## EXERCISE REQUIREMENTS:
Answer with one number: how many lines hold "either".

Data extracted from a collection
— START —
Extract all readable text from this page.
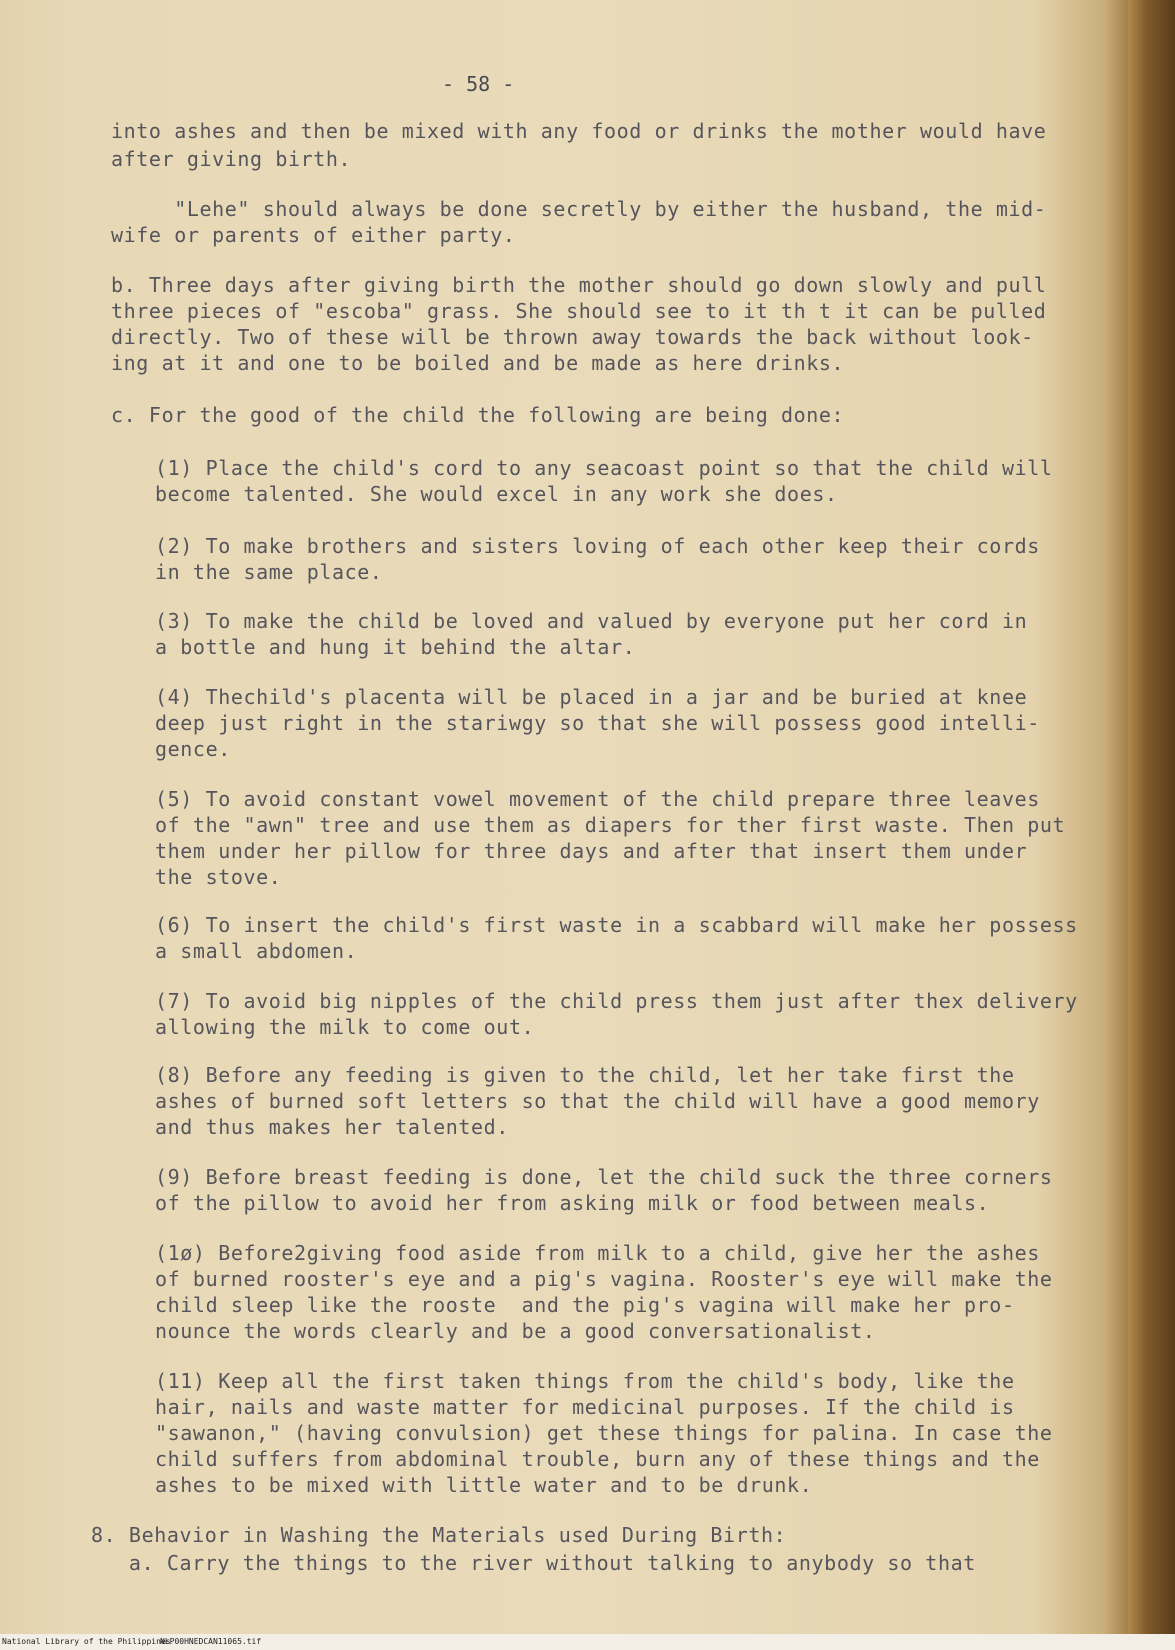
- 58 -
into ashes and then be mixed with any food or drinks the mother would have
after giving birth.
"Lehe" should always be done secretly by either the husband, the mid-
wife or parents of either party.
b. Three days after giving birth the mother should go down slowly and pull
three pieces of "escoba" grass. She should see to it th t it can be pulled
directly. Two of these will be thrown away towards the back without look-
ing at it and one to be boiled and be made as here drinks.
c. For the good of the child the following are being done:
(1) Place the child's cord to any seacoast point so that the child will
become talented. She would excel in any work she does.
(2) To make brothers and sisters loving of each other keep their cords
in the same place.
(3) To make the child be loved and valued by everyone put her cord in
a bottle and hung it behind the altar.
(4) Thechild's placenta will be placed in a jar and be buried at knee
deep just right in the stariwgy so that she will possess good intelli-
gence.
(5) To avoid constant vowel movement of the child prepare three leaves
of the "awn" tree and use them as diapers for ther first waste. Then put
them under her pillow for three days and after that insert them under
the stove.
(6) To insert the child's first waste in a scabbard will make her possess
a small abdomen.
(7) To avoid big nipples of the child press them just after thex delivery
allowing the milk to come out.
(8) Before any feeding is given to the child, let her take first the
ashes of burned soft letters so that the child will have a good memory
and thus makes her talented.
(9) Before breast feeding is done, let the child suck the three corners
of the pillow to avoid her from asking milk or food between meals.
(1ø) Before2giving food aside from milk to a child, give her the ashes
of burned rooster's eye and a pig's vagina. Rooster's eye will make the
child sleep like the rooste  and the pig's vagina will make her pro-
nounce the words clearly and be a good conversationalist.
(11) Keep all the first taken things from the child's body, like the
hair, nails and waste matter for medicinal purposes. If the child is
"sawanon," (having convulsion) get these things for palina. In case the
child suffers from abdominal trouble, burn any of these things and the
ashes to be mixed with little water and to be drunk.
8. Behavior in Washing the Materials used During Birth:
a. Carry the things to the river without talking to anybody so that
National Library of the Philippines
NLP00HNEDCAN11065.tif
— END —
## FULL OUTPUT:
2